# Exercises:
1. From the abstract below on screening anti-manic drug candidates, list every IC50 value reported for triacsin C, giving the fraction and substrate for each.
2. Decide whether each statement agrees with the abstract below on screening anti-manic drug candidates: (a) PGE 2 inhibited BP1 activity. (b) Triacsin C is described as a competitive inhibitor of Acsl. (c) LEU inhibited BP2 activity when AA was the substrate. Answer yes or no for each and quote the deciding words.

[[ Extract provided open ]]

HIGH THROUGHPUT SCREEN FOR ANTI‐MANIC DRUG CANDIDATES

In the awake rat, anti‐manic drugs selectively decrease brain arachidonic acid (AA) turnover. Lithium and carbamazepine target AA‐selective phospholipase A 2 . Valproate selectively inhibits AACoA formation by brain long chain fatty acyl CoA synthetase (Acsl). Compounds were tested in the valproate‐insensitive (BP1) or valproate‐sensitive (BP2) Acsl fractions of whole rat brain. Triacsin C, a competitive inhibitor of Acsl, inhibited both AA and palmitic acid (PA) utilization. In BP1, there was no substrate selectivity (PA IC50, 489 ± 115 nM; AA IC50, 355 ± 123 nM). In BP2, triacsin C selectively inhibited PA utilization (PA IC50, 207 ± 23.2 nM; AA IC50, 1.89 ± 0.63 μM; p<0.05). Valproate is structurally similar to LEU, ILE and VAL. None of these amino acids inhibited BP1 or BP2 activity, whether the substrate was PA or AA. BP1 was not inhibited by PGE 2 , (up to 50 nM), regardless of substrate. PGE 2 inhibited PA utilization by BP2 (control: 8.51±0.04 pmol/5min/50μl prep; 3 nM PGE 2 : 7.01±0.15 pmol/5min/50μl; p<0.05 vs control, and 6.87 ± 0.4 pmol/5min/50μL 50 nM PGE 2 ; p<0.05 vs control). Even at 50 nM, PGE 2 did not affect AA utilization by BP2. These results suggest that re‐acylation of AA can be favored by inhibiting re‐acylation of other fatty acids, and indicate that prostaglandins may be important in modulating the anabolic metabolism of AA. Supported by NIH/NIA.

[[ Extract provided closed ]]
[[ Provided data open ]]

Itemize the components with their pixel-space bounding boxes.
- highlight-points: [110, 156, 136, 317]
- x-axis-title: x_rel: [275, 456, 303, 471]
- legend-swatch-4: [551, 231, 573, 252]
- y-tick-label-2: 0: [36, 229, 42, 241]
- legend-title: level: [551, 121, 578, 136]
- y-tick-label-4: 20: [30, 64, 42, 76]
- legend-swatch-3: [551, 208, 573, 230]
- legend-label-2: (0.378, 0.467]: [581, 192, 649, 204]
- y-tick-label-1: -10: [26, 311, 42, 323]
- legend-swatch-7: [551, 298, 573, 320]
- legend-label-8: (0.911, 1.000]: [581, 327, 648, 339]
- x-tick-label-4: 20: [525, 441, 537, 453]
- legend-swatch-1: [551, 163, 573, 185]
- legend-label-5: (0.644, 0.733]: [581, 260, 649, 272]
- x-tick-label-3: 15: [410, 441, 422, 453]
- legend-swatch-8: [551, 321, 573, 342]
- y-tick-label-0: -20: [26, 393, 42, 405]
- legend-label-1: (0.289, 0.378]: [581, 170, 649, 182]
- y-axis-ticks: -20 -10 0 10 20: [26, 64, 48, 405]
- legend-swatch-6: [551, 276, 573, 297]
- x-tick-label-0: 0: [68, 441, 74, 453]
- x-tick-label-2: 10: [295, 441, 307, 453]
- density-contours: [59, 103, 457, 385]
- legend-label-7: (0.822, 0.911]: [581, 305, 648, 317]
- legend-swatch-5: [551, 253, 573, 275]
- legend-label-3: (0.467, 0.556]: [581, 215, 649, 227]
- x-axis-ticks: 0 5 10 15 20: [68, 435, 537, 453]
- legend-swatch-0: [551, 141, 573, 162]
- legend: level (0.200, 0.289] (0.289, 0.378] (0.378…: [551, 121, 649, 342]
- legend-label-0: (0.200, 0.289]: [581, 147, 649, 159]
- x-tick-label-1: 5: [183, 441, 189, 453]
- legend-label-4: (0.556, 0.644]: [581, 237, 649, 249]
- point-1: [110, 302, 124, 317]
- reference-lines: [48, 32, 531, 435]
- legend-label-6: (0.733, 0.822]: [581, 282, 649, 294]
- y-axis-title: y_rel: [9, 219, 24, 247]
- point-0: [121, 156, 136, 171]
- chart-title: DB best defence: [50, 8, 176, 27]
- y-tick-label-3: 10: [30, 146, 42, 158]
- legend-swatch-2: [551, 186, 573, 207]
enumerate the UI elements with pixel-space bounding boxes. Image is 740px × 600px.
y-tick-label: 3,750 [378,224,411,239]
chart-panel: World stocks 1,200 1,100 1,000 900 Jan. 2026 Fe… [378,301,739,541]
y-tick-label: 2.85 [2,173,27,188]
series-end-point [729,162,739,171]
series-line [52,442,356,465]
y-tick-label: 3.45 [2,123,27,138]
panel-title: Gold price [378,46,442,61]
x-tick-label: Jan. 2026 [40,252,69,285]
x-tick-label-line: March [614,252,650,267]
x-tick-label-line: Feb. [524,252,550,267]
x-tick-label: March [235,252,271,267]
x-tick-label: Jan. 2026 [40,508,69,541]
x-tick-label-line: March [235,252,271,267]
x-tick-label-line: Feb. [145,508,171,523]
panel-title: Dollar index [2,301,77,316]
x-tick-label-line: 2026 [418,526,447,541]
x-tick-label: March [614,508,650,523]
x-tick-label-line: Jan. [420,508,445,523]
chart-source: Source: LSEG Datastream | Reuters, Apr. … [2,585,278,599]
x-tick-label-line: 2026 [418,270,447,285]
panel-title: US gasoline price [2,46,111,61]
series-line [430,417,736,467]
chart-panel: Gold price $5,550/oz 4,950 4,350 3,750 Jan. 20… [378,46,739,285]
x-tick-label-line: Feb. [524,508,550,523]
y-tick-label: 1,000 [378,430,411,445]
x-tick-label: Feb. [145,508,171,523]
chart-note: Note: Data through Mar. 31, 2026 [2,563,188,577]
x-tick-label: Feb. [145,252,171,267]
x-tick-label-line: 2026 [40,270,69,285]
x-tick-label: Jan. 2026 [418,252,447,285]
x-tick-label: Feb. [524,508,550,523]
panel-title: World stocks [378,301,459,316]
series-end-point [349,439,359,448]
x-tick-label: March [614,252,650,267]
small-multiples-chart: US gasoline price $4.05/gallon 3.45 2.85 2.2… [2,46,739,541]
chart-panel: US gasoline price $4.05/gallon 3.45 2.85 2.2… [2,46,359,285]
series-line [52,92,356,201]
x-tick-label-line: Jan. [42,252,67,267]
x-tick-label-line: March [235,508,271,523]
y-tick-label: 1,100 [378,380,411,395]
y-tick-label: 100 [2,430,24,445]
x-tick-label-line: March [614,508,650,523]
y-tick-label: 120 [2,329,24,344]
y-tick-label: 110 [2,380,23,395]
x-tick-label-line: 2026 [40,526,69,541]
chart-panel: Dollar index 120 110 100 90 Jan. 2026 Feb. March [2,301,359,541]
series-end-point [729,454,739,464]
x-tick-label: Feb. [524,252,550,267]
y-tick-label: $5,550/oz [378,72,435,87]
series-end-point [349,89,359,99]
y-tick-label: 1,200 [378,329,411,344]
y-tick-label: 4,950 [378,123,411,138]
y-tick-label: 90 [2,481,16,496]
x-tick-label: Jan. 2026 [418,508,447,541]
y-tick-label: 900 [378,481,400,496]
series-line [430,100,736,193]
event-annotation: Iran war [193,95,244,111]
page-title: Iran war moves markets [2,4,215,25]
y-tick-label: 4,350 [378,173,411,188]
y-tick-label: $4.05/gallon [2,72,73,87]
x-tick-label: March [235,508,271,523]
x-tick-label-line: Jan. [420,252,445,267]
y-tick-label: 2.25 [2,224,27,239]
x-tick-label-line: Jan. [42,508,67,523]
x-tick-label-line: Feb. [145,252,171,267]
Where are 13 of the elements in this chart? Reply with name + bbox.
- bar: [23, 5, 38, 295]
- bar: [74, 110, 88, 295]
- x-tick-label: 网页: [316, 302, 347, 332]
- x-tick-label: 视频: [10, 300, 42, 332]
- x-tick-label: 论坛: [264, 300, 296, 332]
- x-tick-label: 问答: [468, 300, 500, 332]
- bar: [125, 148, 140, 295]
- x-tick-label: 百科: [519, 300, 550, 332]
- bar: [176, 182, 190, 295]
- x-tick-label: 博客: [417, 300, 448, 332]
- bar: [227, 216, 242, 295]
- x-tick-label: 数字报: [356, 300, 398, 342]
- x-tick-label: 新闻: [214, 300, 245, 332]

[[ Provided data closed ]]

# List of solutions:
1.
- BP1, PA: 489 ± 115 nM
- BP1, AA: 355 ± 123 nM
- BP2, PA: 207 ± 23.2 nM
- BP2, AA: 1.89 ± 0.63 μM

2.
(a) No: "BP1 was not inhibited by PGE 2 , (up to 50 nM), regardless of substrate."
(b) Yes: "Triacsin C, a competitive inhibitor of Acsl"
(c) No: "None of these amino acids inhibited BP1 or BP2 activity, whether the substrate was PA or AA."